Excerpts from a figure dataset:
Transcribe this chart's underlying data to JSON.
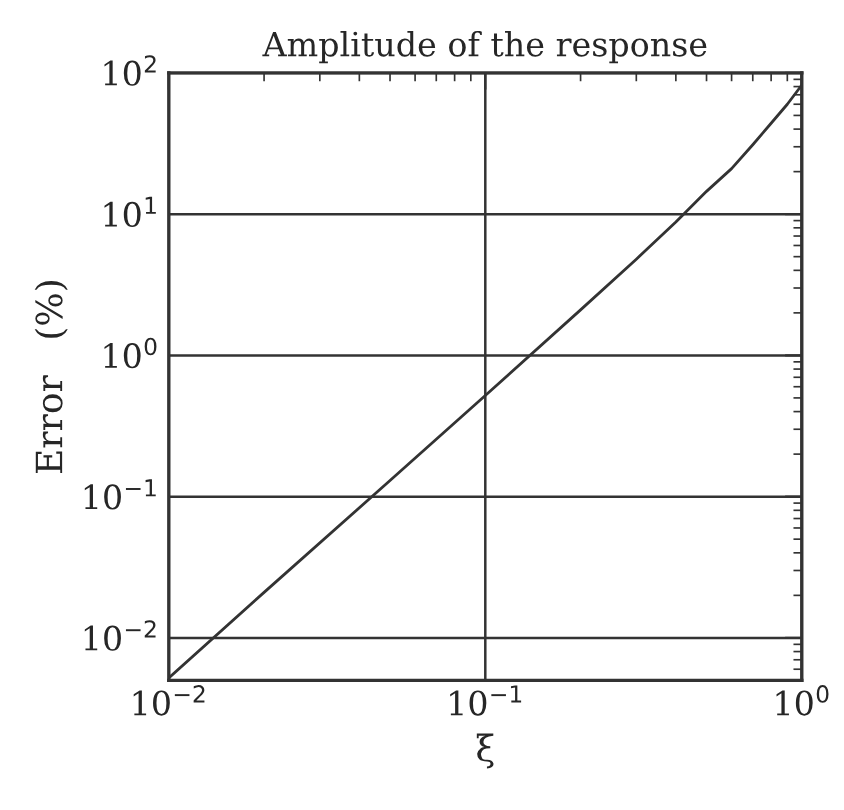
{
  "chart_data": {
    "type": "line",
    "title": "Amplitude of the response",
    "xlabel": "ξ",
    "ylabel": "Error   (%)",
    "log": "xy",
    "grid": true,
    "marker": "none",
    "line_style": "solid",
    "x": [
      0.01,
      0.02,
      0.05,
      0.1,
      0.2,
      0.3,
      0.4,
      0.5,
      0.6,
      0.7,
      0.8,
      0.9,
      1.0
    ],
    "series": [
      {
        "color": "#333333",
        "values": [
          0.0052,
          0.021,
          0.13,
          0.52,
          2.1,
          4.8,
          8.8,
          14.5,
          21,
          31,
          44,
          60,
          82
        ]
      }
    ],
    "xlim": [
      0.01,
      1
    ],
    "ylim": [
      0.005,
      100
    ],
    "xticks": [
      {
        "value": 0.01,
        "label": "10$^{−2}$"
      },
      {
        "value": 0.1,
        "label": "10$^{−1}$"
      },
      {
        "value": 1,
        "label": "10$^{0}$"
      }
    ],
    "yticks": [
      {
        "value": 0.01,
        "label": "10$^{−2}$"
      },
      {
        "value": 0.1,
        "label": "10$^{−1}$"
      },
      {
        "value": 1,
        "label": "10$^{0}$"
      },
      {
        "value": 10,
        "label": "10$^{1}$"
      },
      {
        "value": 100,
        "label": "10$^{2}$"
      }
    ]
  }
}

* [WRITTEN PROBLEM] Return the whole listing, word for word, and leave out every picture.

* [FULL RESPONSE]
Transcribe this chart's underlying data to JSON.
{
  "chart_data": {
    "type": "line",
    "title": "Amplitude of the response",
    "xlabel": "ξ",
    "ylabel": "Error   (%)",
    "log": "xy",
    "grid": true,
    "marker": "none",
    "line_style": "solid",
    "x": [
      0.01,
      0.02,
      0.05,
      0.1,
      0.2,
      0.3,
      0.4,
      0.5,
      0.6,
      0.7,
      0.8,
      0.9,
      1.0
    ],
    "series": [
      {
        "color": "#333333",
        "values": [
          0.0052,
          0.021,
          0.13,
          0.52,
          2.1,
          4.8,
          8.8,
          14.5,
          21,
          31,
          44,
          60,
          82
        ]
      }
    ],
    "xlim": [
      0.01,
      1
    ],
    "ylim": [
      0.005,
      100
    ],
    "xticks": [
      {
        "value": 0.01,
        "label": "10$^{−2}$"
      },
      {
        "value": 0.1,
        "label": "10$^{−1}$"
      },
      {
        "value": 1,
        "label": "10$^{0}$"
      }
    ],
    "yticks": [
      {
        "value": 0.01,
        "label": "10$^{−2}$"
      },
      {
        "value": 0.1,
        "label": "10$^{−1}$"
      },
      {
        "value": 1,
        "label": "10$^{0}$"
      },
      {
        "value": 10,
        "label": "10$^{1}$"
      },
      {
        "value": 100,
        "label": "10$^{2}$"
      }
    ]
  }
}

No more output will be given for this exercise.